**Exercise goal**. Reproduce the following lines exactly as they appear, leaving out the pictures.

┌──

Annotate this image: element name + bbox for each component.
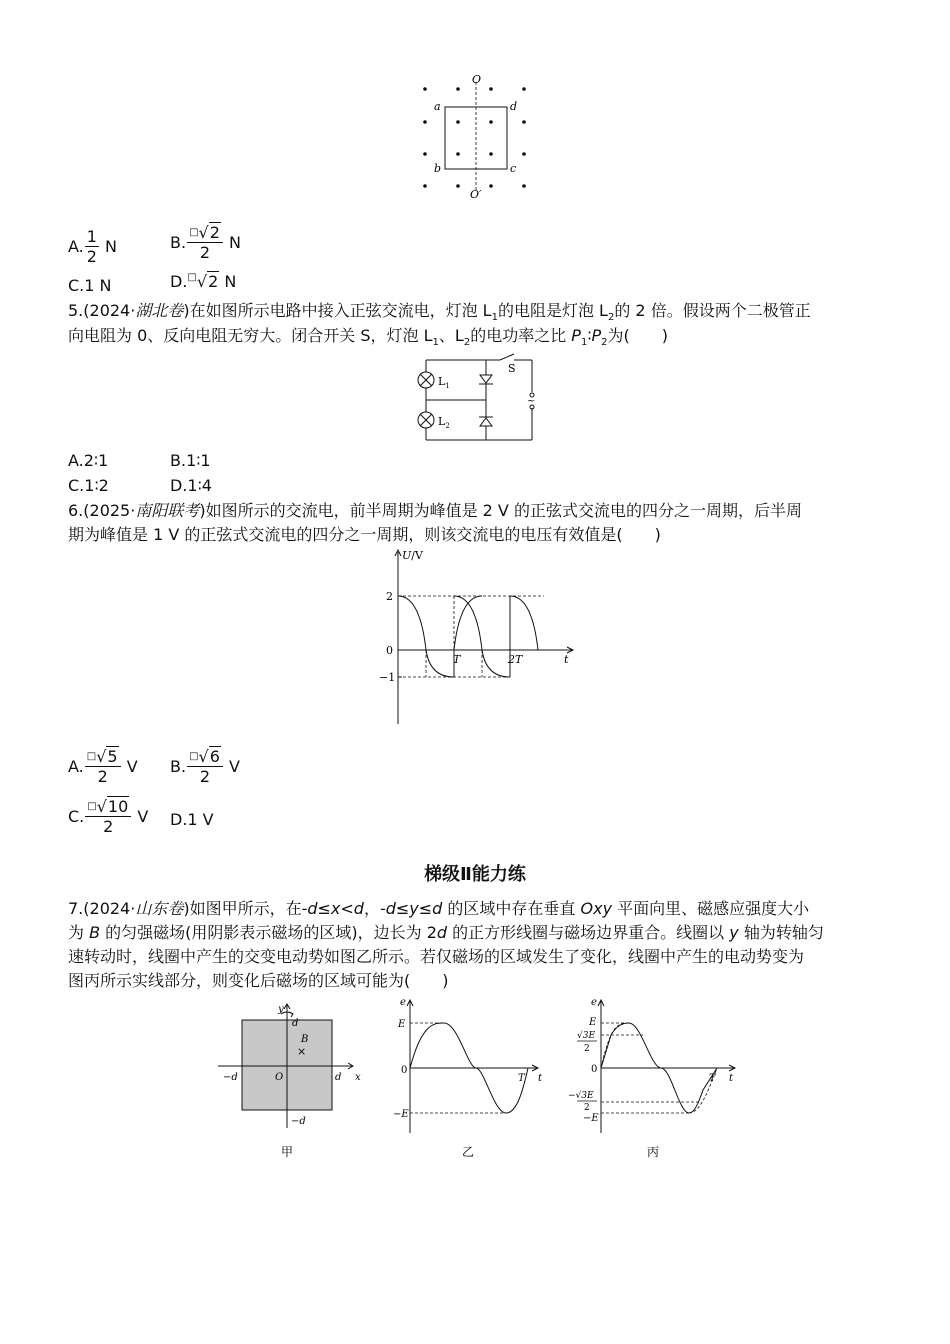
label-d: d [510,100,518,113]
q7-figure-jia [215,1000,370,1162]
svg-text:−√3E: −√3E [568,1091,594,1101]
svg-text:−d: −d [223,1072,238,1083]
label-O: O [472,73,482,86]
section-title: 梯级Ⅱ能力练 [424,864,526,885]
svg-text:E: E [589,1017,597,1028]
x-tick-2T: 2T [508,653,523,666]
q6-voltage-graph [368,546,578,728]
q6-option-a[interactable]: A. $\frac{^□√5}{2}$ V [68,747,138,786]
svg-text:d: d [292,1018,299,1029]
svg-text:2: 2 [584,1103,590,1113]
svg-text:T: T [518,1073,525,1084]
x-axis-label: t [564,653,569,666]
svg-text:d: d [335,1072,342,1083]
q7-line-1: 7.(2024·山东卷)如图甲所示，在-d≤x<d，-d≤y≤d 的区域中存在垂直 Oxy 平面向里、磁感应强度大小 [68,899,810,918]
svg-text:O: O [275,1072,284,1083]
q6-line-1: 6.(2025·南阳联考)如图所示的交流电，前半周期为峰值是 2 V 的正弦式交流电的四分之一周期，后半周 [68,501,802,520]
q7-line-4: 图丙所示实线部分，则变化后磁场的区域可能为( ) [68,971,449,990]
svg-text:y: y [278,1004,284,1015]
q6-option-c[interactable]: C. $\frac{^□√10}{2}$ V [68,797,149,836]
caption-yi: 乙 [462,1145,475,1159]
svg-text:e: e [400,997,406,1008]
y-tick-2: 2 [386,590,393,603]
svg-text:×: × [297,1045,307,1058]
svg-text:2: 2 [584,1044,590,1054]
q5-option-a[interactable]: A.2∶1 [68,451,109,470]
label-c: c [510,162,517,175]
q4-option-c[interactable]: C.1 N [68,276,112,295]
svg-text:√3E: √3E [577,1031,596,1041]
label-a: a [434,100,441,113]
caption-jia: 甲 [281,1145,294,1159]
svg-text:E: E [398,1019,406,1030]
svg-text:0: 0 [591,1064,598,1075]
q6-option-d[interactable]: D.1 V [170,810,214,829]
svg-text:t: t [538,1073,543,1084]
lamp-L2-label: $L_2$ [438,415,450,430]
svg-text:x: x [355,1072,361,1083]
svg-text:t: t [729,1073,734,1084]
q5-line-1: 5.(2024·湖北卷)在如图所示电路中接入正弦交流电，灯泡 $L_1$的电阻是灯泡 $L_2$的 2 倍。假设两个二极管正 [68,301,811,324]
caption-bing: 丙 [647,1145,660,1159]
y-axis-label: U/V [402,549,423,562]
q4-option-d[interactable]: D.□√2 N [170,272,237,291]
svg-text:−E: −E [583,1113,599,1124]
fraction: $\frac{1}{2}$ [86,227,97,266]
fraction: $\frac{^□√2}{2}$ [187,224,223,263]
q6-line-2: 期为峰值是 1 V 的正弦式交流电的四分之一周期，则该交流电的电压有效值是( ) [68,525,661,544]
q7-figure-yi [388,995,548,1162]
q5-line-2: 向电阻为 0、反向电阻无穷大。闭合开关 S，灯泡 $L_1$、$L_2$的电功率之比 $P_1∶P_2$为( ) [68,326,669,349]
q4-option-a[interactable]: A. $\frac{1}{2}$ N [68,227,117,266]
q5-option-b[interactable]: B.1∶1 [170,451,211,470]
q7-line-3: 速转动时，线圈中产生的交变电动势如图乙所示。若仅磁场的区域发生了变化，线圈中产生的电动势变为 [68,947,805,966]
svg-text:−E: −E [393,1109,409,1120]
label-b: b [434,162,442,175]
q5-option-c[interactable]: C.1∶2 [68,476,109,495]
svg-text:T: T [709,1073,716,1084]
x-tick-T: T [453,653,461,666]
q6-option-b[interactable]: B. $\frac{^□√6}{2}$ V [170,747,240,786]
label-O-prime: O′ [470,188,482,201]
q5-option-d[interactable]: D.1∶4 [170,476,212,495]
q4-option-b[interactable]: B. $\frac{^□√2}{2}$ N [170,223,241,262]
lamp-L1-label: $L_1$ [438,375,450,390]
y-tick-neg1: −1 [379,671,396,684]
y-tick-0: 0 [386,644,393,657]
svg-text:e: e [591,997,597,1008]
svg-text:0: 0 [401,1065,408,1076]
q4-field-figure [410,70,540,202]
ac-source-label: ~ [527,396,536,407]
svg-text:−d: −d [291,1116,306,1127]
svg-text:B: B [301,1034,309,1045]
q7-line-2: 为 B 的匀强磁场(用阴影表示磁场的区域)，边长为 2d 的正方形线圈与磁场边界重合。线圈以 y 轴为转轴匀 [68,923,824,942]
q5-circuit [408,352,548,444]
q7-figure-bing [563,995,743,1162]
switch-S-label: S [508,362,516,375]
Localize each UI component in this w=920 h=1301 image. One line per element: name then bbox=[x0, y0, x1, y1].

└──

**Output of the exercise**.
Annotate this image: element name + bbox for each component.
label-d: d [510,100,518,113]
q7-figure-jia [215,1000,370,1162]
svg-text:−√3E: −√3E [568,1091,594,1101]
svg-text:−d: −d [223,1072,238,1083]
label-O: O [472,73,482,86]
section-title: 梯级Ⅱ能力练 [424,864,526,885]
svg-text:E: E [589,1017,597,1028]
x-tick-2T: 2T [508,653,523,666]
q6-voltage-graph [368,546,578,728]
q6-option-a[interactable]: A. $\frac{^□√5}{2}$ V [68,747,138,786]
svg-text:d: d [292,1018,299,1029]
svg-text:2: 2 [584,1103,590,1113]
svg-text:T: T [518,1073,525,1084]
x-axis-label: t [564,653,569,666]
svg-text:d: d [335,1072,342,1083]
q7-line-1: 7.(2024·山东卷)如图甲所示，在-d≤x<d，-d≤y≤d 的区域中存在垂直 Oxy 平面向里、磁感应强度大小 [68,899,810,918]
svg-text:O: O [275,1072,284,1083]
q6-line-1: 6.(2025·南阳联考)如图所示的交流电，前半周期为峰值是 2 V 的正弦式交流电的四分之一周期，后半周 [68,501,802,520]
q7-line-4: 图丙所示实线部分，则变化后磁场的区域可能为( ) [68,971,449,990]
svg-text:y: y [278,1004,284,1015]
q6-option-c[interactable]: C. $\frac{^□√10}{2}$ V [68,797,149,836]
caption-yi: 乙 [462,1145,475,1159]
svg-text:e: e [400,997,406,1008]
y-tick-2: 2 [386,590,393,603]
svg-text:×: × [297,1045,307,1058]
svg-text:2: 2 [584,1044,590,1054]
q5-option-a[interactable]: A.2∶1 [68,451,109,470]
label-c: c [510,162,517,175]
q4-option-c[interactable]: C.1 N [68,276,112,295]
svg-text:√3E: √3E [577,1031,596,1041]
label-a: a [434,100,441,113]
caption-jia: 甲 [281,1145,294,1159]
svg-text:E: E [398,1019,406,1030]
svg-text:0: 0 [591,1064,598,1075]
q6-option-d[interactable]: D.1 V [170,810,214,829]
svg-text:t: t [538,1073,543,1084]
lamp-L2-label: $L_2$ [438,415,450,430]
svg-text:x: x [355,1072,361,1083]
svg-text:t: t [729,1073,734,1084]
q5-line-1: 5.(2024·湖北卷)在如图所示电路中接入正弦交流电，灯泡 $L_1$的电阻是灯泡 $L_2$的 2 倍。假设两个二极管正 [68,301,811,324]
caption-bing: 丙 [647,1145,660,1159]
y-axis-label: U/V [402,549,423,562]
q4-option-d[interactable]: D.□√2 N [170,272,237,291]
svg-text:−E: −E [583,1113,599,1124]
fraction: $\frac{1}{2}$ [86,227,97,266]
fraction: $\frac{^□√2}{2}$ [187,224,223,263]
q6-line-2: 期为峰值是 1 V 的正弦式交流电的四分之一周期，则该交流电的电压有效值是( ) [68,525,661,544]
q7-figure-yi [388,995,548,1162]
q5-line-2: 向电阻为 0、反向电阻无穷大。闭合开关 S，灯泡 $L_1$、$L_2$的电功率之比 $P_1∶P_2$为( ) [68,326,669,349]
q4-option-a[interactable]: A. $\frac{1}{2}$ N [68,227,117,266]
q5-option-b[interactable]: B.1∶1 [170,451,211,470]
q7-line-3: 速转动时，线圈中产生的交变电动势如图乙所示。若仅磁场的区域发生了变化，线圈中产生的电动势变为 [68,947,805,966]
svg-text:−E: −E [393,1109,409,1120]
label-b: b [434,162,442,175]
q5-option-c[interactable]: C.1∶2 [68,476,109,495]
svg-text:T: T [709,1073,716,1084]
x-tick-T: T [453,653,461,666]
q6-option-b[interactable]: B. $\frac{^□√6}{2}$ V [170,747,240,786]
label-O-prime: O′ [470,188,482,201]
q5-option-d[interactable]: D.1∶4 [170,476,212,495]
q4-option-b[interactable]: B. $\frac{^□√2}{2}$ N [170,223,241,262]
lamp-L1-label: $L_1$ [438,375,450,390]
y-tick-neg1: −1 [379,671,396,684]
y-tick-0: 0 [386,644,393,657]
svg-text:e: e [591,997,597,1008]
svg-text:0: 0 [401,1065,408,1076]
q4-field-figure [410,70,540,202]
ac-source-label: ~ [527,396,536,407]
svg-text:−d: −d [291,1116,306,1127]
svg-text:B: B [301,1034,309,1045]
q7-line-2: 为 B 的匀强磁场(用阴影表示磁场的区域)，边长为 2d 的正方形线圈与磁场边界重合。线圈以 y 轴为转轴匀 [68,923,824,942]
q5-circuit [408,352,548,444]
q7-figure-bing [563,995,743,1162]
switch-S-label: S [508,362,516,375]
Localize each UI component in this w=920 h=1301 image. One line per element: name then bbox=[x0, y0, x1, y1].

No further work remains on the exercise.